Exactly as they appear, output all of the entries.

(Data entries)
>> Start

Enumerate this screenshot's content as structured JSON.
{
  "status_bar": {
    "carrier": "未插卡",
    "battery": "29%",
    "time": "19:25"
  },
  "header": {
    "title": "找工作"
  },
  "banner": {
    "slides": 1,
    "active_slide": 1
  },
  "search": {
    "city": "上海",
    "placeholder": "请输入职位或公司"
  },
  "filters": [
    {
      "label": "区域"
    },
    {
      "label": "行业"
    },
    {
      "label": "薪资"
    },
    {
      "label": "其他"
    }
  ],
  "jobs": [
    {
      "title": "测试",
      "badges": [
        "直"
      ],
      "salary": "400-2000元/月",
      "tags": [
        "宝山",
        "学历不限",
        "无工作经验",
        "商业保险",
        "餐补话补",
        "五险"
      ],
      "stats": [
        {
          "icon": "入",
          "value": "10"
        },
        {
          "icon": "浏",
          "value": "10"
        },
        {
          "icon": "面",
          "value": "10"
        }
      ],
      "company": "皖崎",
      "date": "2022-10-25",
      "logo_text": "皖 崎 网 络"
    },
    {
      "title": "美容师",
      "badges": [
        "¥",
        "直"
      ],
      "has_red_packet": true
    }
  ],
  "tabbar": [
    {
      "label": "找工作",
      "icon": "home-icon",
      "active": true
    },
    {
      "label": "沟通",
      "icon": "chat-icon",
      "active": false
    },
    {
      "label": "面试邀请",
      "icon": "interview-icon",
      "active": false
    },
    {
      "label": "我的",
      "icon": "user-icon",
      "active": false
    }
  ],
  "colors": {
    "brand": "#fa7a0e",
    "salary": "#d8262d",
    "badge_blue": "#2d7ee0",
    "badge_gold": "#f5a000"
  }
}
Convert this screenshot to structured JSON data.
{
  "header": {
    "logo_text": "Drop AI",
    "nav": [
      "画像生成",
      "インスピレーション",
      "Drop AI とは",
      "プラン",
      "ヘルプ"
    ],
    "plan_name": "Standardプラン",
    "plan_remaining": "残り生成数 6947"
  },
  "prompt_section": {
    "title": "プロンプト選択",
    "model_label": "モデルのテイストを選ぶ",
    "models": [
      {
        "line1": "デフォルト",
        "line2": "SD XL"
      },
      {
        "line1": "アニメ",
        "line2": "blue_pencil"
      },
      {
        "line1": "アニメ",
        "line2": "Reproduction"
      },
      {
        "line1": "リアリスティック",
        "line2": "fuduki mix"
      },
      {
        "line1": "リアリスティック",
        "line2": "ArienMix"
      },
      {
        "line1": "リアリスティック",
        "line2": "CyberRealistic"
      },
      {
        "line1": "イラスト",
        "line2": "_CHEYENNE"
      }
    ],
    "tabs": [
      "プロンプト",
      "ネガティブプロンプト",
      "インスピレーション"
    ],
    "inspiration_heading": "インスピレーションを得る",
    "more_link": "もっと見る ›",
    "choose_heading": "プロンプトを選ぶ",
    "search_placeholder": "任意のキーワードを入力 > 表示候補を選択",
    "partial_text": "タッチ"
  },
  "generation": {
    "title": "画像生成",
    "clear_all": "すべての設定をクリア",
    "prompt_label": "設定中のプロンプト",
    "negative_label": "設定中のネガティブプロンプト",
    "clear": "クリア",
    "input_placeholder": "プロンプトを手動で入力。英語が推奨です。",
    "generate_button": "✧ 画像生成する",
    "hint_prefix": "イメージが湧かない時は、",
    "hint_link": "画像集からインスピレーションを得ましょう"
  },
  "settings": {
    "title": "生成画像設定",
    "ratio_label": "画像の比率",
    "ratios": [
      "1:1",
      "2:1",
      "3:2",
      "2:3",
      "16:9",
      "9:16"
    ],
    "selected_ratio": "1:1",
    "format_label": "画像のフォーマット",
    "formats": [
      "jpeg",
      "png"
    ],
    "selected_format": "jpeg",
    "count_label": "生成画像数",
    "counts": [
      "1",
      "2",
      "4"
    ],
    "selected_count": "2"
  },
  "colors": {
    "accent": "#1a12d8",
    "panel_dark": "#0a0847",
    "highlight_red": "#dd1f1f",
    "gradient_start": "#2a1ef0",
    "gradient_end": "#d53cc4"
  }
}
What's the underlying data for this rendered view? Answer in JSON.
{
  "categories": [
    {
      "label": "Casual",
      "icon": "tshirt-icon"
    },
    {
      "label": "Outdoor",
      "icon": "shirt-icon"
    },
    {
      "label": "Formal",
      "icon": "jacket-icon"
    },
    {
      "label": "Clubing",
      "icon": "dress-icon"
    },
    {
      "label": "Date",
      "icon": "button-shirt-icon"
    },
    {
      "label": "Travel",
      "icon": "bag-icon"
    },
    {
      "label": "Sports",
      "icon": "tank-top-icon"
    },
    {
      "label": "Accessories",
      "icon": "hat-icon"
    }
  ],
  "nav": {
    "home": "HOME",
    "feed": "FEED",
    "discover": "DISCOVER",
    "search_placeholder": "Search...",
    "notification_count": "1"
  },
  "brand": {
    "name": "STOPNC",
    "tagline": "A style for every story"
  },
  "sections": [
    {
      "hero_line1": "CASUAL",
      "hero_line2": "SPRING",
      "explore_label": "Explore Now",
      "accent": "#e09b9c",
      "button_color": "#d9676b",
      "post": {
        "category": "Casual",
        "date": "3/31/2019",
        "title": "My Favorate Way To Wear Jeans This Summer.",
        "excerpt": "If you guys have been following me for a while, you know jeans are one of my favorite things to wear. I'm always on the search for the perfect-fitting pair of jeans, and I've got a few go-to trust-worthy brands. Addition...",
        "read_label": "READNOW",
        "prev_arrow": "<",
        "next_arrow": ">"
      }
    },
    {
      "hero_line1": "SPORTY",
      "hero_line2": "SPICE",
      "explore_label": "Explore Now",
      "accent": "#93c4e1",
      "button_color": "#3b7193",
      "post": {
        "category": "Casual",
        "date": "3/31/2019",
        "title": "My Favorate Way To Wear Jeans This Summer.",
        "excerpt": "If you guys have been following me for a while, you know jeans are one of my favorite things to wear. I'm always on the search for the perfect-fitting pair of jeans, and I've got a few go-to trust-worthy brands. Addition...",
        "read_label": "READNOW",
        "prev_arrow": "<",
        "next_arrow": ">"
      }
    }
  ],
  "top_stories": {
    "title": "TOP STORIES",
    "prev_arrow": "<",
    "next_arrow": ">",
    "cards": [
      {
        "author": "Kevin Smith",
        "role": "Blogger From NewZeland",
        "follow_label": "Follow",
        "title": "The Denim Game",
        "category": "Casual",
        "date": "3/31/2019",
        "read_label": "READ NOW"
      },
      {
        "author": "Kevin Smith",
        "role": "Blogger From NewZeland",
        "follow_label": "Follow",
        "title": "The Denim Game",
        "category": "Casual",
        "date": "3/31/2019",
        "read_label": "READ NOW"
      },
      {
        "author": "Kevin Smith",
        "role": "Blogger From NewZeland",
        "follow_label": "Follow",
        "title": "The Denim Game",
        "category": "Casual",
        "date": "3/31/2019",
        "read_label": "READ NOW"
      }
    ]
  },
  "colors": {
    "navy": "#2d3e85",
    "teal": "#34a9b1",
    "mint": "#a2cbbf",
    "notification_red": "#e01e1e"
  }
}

>> End

__RESULT__
Enumerate this screenshot's content as structured JSON.
{
  "status_bar": {
    "carrier": "未插卡",
    "battery": "29%",
    "time": "19:25"
  },
  "header": {
    "title": "找工作"
  },
  "banner": {
    "slides": 1,
    "active_slide": 1
  },
  "search": {
    "city": "上海",
    "placeholder": "请输入职位或公司"
  },
  "filters": [
    {
      "label": "区域"
    },
    {
      "label": "行业"
    },
    {
      "label": "薪资"
    },
    {
      "label": "其他"
    }
  ],
  "jobs": [
    {
      "title": "测试",
      "badges": [
        "直"
      ],
      "salary": "400-2000元/月",
      "tags": [
        "宝山",
        "学历不限",
        "无工作经验",
        "商业保险",
        "餐补话补",
        "五险"
      ],
      "stats": [
        {
          "icon": "入",
          "value": "10"
        },
        {
          "icon": "浏",
          "value": "10"
        },
        {
          "icon": "面",
          "value": "10"
        }
      ],
      "company": "皖崎",
      "date": "2022-10-25",
      "logo_text": "皖 崎 网 络"
    },
    {
      "title": "美容师",
      "badges": [
        "¥",
        "直"
      ],
      "has_red_packet": true
    }
  ],
  "tabbar": [
    {
      "label": "找工作",
      "icon": "home-icon",
      "active": true
    },
    {
      "label": "沟通",
      "icon": "chat-icon",
      "active": false
    },
    {
      "label": "面试邀请",
      "icon": "interview-icon",
      "active": false
    },
    {
      "label": "我的",
      "icon": "user-icon",
      "active": false
    }
  ],
  "colors": {
    "brand": "#fa7a0e",
    "salary": "#d8262d",
    "badge_blue": "#2d7ee0",
    "badge_gold": "#f5a000"
  }
}
Convert this screenshot to structured JSON data.
{
  "header": {
    "logo_text": "Drop AI",
    "nav": [
      "画像生成",
      "インスピレーション",
      "Drop AI とは",
      "プラン",
      "ヘルプ"
    ],
    "plan_name": "Standardプラン",
    "plan_remaining": "残り生成数 6947"
  },
  "prompt_section": {
    "title": "プロンプト選択",
    "model_label": "モデルのテイストを選ぶ",
    "models": [
      {
        "line1": "デフォルト",
        "line2": "SD XL"
      },
      {
        "line1": "アニメ",
        "line2": "blue_pencil"
      },
      {
        "line1": "アニメ",
        "line2": "Reproduction"
      },
      {
        "line1": "リアリスティック",
        "line2": "fuduki mix"
      },
      {
        "line1": "リアリスティック",
        "line2": "ArienMix"
      },
      {
        "line1": "リアリスティック",
        "line2": "CyberRealistic"
      },
      {
        "line1": "イラスト",
        "line2": "_CHEYENNE"
      }
    ],
    "tabs": [
      "プロンプト",
      "ネガティブプロンプト",
      "インスピレーション"
    ],
    "inspiration_heading": "インスピレーションを得る",
    "more_link": "もっと見る ›",
    "choose_heading": "プロンプトを選ぶ",
    "search_placeholder": "任意のキーワードを入力 > 表示候補を選択",
    "partial_text": "タッチ"
  },
  "generation": {
    "title": "画像生成",
    "clear_all": "すべての設定をクリア",
    "prompt_label": "設定中のプロンプト",
    "negative_label": "設定中のネガティブプロンプト",
    "clear": "クリア",
    "input_placeholder": "プロンプトを手動で入力。英語が推奨です。",
    "generate_button": "✧ 画像生成する",
    "hint_prefix": "イメージが湧かない時は、",
    "hint_link": "画像集からインスピレーションを得ましょう"
  },
  "settings": {
    "title": "生成画像設定",
    "ratio_label": "画像の比率",
    "ratios": [
      "1:1",
      "2:1",
      "3:2",
      "2:3",
      "16:9",
      "9:16"
    ],
    "selected_ratio": "1:1",
    "format_label": "画像のフォーマット",
    "formats": [
      "jpeg",
      "png"
    ],
    "selected_format": "jpeg",
    "count_label": "生成画像数",
    "counts": [
      "1",
      "2",
      "4"
    ],
    "selected_count": "2"
  },
  "colors": {
    "accent": "#1a12d8",
    "panel_dark": "#0a0847",
    "highlight_red": "#dd1f1f",
    "gradient_start": "#2a1ef0",
    "gradient_end": "#d53cc4"
  }
}
What's the underlying data for this rendered view? Answer in JSON.
{
  "categories": [
    {
      "label": "Casual",
      "icon": "tshirt-icon"
    },
    {
      "label": "Outdoor",
      "icon": "shirt-icon"
    },
    {
      "label": "Formal",
      "icon": "jacket-icon"
    },
    {
      "label": "Clubing",
      "icon": "dress-icon"
    },
    {
      "label": "Date",
      "icon": "button-shirt-icon"
    },
    {
      "label": "Travel",
      "icon": "bag-icon"
    },
    {
      "label": "Sports",
      "icon": "tank-top-icon"
    },
    {
      "label": "Accessories",
      "icon": "hat-icon"
    }
  ],
  "nav": {
    "home": "HOME",
    "feed": "FEED",
    "discover": "DISCOVER",
    "search_placeholder": "Search...",
    "notification_count": "1"
  },
  "brand": {
    "name": "STOPNC",
    "tagline": "A style for every story"
  },
  "sections": [
    {
      "hero_line1": "CASUAL",
      "hero_line2": "SPRING",
      "explore_label": "Explore Now",
      "accent": "#e09b9c",
      "button_color": "#d9676b",
      "post": {
        "category": "Casual",
        "date": "3/31/2019",
        "title": "My Favorate Way To Wear Jeans This Summer.",
        "excerpt": "If you guys have been following me for a while, you know jeans are one of my favorite things to wear. I'm always on the search for the perfect-fitting pair of jeans, and I've got a few go-to trust-worthy brands. Addition...",
        "read_label": "READNOW",
        "prev_arrow": "<",
        "next_arrow": ">"
      }
    },
    {
      "hero_line1": "SPORTY",
      "hero_line2": "SPICE",
      "explore_label": "Explore Now",
      "accent": "#93c4e1",
      "button_color": "#3b7193",
      "post": {
        "category": "Casual",
        "date": "3/31/2019",
        "title": "My Favorate Way To Wear Jeans This Summer.",
        "excerpt": "If you guys have been following me for a while, you know jeans are one of my favorite things to wear. I'm always on the search for the perfect-fitting pair of jeans, and I've got a few go-to trust-worthy brands. Addition...",
        "read_label": "READNOW",
        "prev_arrow": "<",
        "next_arrow": ">"
      }
    }
  ],
  "top_stories": {
    "title": "TOP STORIES",
    "prev_arrow": "<",
    "next_arrow": ">",
    "cards": [
      {
        "author": "Kevin Smith",
        "role": "Blogger From NewZeland",
        "follow_label": "Follow",
        "title": "The Denim Game",
        "category": "Casual",
        "date": "3/31/2019",
        "read_label": "READ NOW"
      },
      {
        "author": "Kevin Smith",
        "role": "Blogger From NewZeland",
        "follow_label": "Follow",
        "title": "The Denim Game",
        "category": "Casual",
        "date": "3/31/2019",
        "read_label": "READ NOW"
      },
      {
        "author": "Kevin Smith",
        "role": "Blogger From NewZeland",
        "follow_label": "Follow",
        "title": "The Denim Game",
        "category": "Casual",
        "date": "3/31/2019",
        "read_label": "READ NOW"
      }
    ]
  },
  "colors": {
    "navy": "#2d3e85",
    "teal": "#34a9b1",
    "mint": "#a2cbbf",
    "notification_red": "#e01e1e"
  }
}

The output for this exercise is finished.